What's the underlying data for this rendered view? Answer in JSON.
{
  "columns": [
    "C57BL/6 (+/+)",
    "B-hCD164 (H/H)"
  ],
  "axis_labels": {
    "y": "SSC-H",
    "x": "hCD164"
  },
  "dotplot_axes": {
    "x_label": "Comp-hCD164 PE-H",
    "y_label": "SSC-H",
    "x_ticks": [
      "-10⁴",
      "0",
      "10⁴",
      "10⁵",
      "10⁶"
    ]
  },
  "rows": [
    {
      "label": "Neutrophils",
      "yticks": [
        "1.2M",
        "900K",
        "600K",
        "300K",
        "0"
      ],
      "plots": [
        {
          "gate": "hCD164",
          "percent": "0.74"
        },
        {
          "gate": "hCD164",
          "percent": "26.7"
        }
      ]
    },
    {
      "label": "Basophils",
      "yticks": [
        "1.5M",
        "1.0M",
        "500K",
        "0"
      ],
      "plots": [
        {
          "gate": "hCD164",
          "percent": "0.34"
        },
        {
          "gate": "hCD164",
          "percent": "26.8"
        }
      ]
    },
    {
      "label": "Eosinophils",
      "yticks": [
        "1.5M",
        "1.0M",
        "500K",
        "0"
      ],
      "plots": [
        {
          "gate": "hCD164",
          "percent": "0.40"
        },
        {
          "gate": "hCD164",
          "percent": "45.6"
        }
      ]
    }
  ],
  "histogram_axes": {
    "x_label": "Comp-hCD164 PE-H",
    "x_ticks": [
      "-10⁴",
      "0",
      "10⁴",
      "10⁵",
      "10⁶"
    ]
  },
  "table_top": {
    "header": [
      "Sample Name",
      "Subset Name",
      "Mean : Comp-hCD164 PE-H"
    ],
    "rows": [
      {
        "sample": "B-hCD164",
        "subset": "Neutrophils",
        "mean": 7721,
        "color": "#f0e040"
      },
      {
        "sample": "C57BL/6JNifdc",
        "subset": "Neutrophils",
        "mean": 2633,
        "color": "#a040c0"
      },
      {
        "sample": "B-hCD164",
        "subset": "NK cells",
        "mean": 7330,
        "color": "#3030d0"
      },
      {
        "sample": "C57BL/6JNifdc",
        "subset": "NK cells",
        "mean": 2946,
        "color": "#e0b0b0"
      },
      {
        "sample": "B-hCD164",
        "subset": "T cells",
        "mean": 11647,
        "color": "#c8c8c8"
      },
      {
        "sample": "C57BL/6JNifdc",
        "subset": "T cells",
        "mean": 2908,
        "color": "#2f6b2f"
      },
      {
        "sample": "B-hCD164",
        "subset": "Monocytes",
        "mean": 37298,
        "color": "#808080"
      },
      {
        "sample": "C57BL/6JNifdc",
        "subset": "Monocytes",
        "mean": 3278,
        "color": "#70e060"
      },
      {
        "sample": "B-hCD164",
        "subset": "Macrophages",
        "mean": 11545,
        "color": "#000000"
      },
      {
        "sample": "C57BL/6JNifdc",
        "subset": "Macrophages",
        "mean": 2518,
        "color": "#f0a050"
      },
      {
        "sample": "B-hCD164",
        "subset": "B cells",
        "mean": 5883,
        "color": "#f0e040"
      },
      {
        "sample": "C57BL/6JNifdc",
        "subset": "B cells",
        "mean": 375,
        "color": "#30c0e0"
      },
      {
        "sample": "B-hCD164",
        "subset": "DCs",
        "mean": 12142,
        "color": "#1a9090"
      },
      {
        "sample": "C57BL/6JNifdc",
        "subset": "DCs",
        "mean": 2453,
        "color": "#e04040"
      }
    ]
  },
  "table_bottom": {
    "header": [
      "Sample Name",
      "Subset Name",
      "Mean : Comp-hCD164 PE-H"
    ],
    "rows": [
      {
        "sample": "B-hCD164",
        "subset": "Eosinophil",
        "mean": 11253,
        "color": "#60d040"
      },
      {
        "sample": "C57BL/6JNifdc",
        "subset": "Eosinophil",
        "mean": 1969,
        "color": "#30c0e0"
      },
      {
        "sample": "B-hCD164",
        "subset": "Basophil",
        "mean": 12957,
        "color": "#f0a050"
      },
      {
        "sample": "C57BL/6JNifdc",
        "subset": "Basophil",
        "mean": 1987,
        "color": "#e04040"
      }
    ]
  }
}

_____

An exact restatement of the data above is required.

What's the underlying data for this rendered view? Answer in JSON.
{
  "columns": [
    "C57BL/6 (+/+)",
    "B-hCD164 (H/H)"
  ],
  "axis_labels": {
    "y": "SSC-H",
    "x": "hCD164"
  },
  "dotplot_axes": {
    "x_label": "Comp-hCD164 PE-H",
    "y_label": "SSC-H",
    "x_ticks": [
      "-10⁴",
      "0",
      "10⁴",
      "10⁵",
      "10⁶"
    ]
  },
  "rows": [
    {
      "label": "Neutrophils",
      "yticks": [
        "1.2M",
        "900K",
        "600K",
        "300K",
        "0"
      ],
      "plots": [
        {
          "gate": "hCD164",
          "percent": "0.74"
        },
        {
          "gate": "hCD164",
          "percent": "26.7"
        }
      ]
    },
    {
      "label": "Basophils",
      "yticks": [
        "1.5M",
        "1.0M",
        "500K",
        "0"
      ],
      "plots": [
        {
          "gate": "hCD164",
          "percent": "0.34"
        },
        {
          "gate": "hCD164",
          "percent": "26.8"
        }
      ]
    },
    {
      "label": "Eosinophils",
      "yticks": [
        "1.5M",
        "1.0M",
        "500K",
        "0"
      ],
      "plots": [
        {
          "gate": "hCD164",
          "percent": "0.40"
        },
        {
          "gate": "hCD164",
          "percent": "45.6"
        }
      ]
    }
  ],
  "histogram_axes": {
    "x_label": "Comp-hCD164 PE-H",
    "x_ticks": [
      "-10⁴",
      "0",
      "10⁴",
      "10⁵",
      "10⁶"
    ]
  },
  "table_top": {
    "header": [
      "Sample Name",
      "Subset Name",
      "Mean : Comp-hCD164 PE-H"
    ],
    "rows": [
      {
        "sample": "B-hCD164",
        "subset": "Neutrophils",
        "mean": 7721,
        "color": "#f0e040"
      },
      {
        "sample": "C57BL/6JNifdc",
        "subset": "Neutrophils",
        "mean": 2633,
        "color": "#a040c0"
      },
      {
        "sample": "B-hCD164",
        "subset": "NK cells",
        "mean": 7330,
        "color": "#3030d0"
      },
      {
        "sample": "C57BL/6JNifdc",
        "subset": "NK cells",
        "mean": 2946,
        "color": "#e0b0b0"
      },
      {
        "sample": "B-hCD164",
        "subset": "T cells",
        "mean": 11647,
        "color": "#c8c8c8"
      },
      {
        "sample": "C57BL/6JNifdc",
        "subset": "T cells",
        "mean": 2908,
        "color": "#2f6b2f"
      },
      {
        "sample": "B-hCD164",
        "subset": "Monocytes",
        "mean": 37298,
        "color": "#808080"
      },
      {
        "sample": "C57BL/6JNifdc",
        "subset": "Monocytes",
        "mean": 3278,
        "color": "#70e060"
      },
      {
        "sample": "B-hCD164",
        "subset": "Macrophages",
        "mean": 11545,
        "color": "#000000"
      },
      {
        "sample": "C57BL/6JNifdc",
        "subset": "Macrophages",
        "mean": 2518,
        "color": "#f0a050"
      },
      {
        "sample": "B-hCD164",
        "subset": "B cells",
        "mean": 5883,
        "color": "#f0e040"
      },
      {
        "sample": "C57BL/6JNifdc",
        "subset": "B cells",
        "mean": 375,
        "color": "#30c0e0"
      },
      {
        "sample": "B-hCD164",
        "subset": "DCs",
        "mean": 12142,
        "color": "#1a9090"
      },
      {
        "sample": "C57BL/6JNifdc",
        "subset": "DCs",
        "mean": 2453,
        "color": "#e04040"
      }
    ]
  },
  "table_bottom": {
    "header": [
      "Sample Name",
      "Subset Name",
      "Mean : Comp-hCD164 PE-H"
    ],
    "rows": [
      {
        "sample": "B-hCD164",
        "subset": "Eosinophil",
        "mean": 11253,
        "color": "#60d040"
      },
      {
        "sample": "C57BL/6JNifdc",
        "subset": "Eosinophil",
        "mean": 1969,
        "color": "#30c0e0"
      },
      {
        "sample": "B-hCD164",
        "subset": "Basophil",
        "mean": 12957,
        "color": "#f0a050"
      },
      {
        "sample": "C57BL/6JNifdc",
        "subset": "Basophil",
        "mean": 1987,
        "color": "#e04040"
      }
    ]
  }
}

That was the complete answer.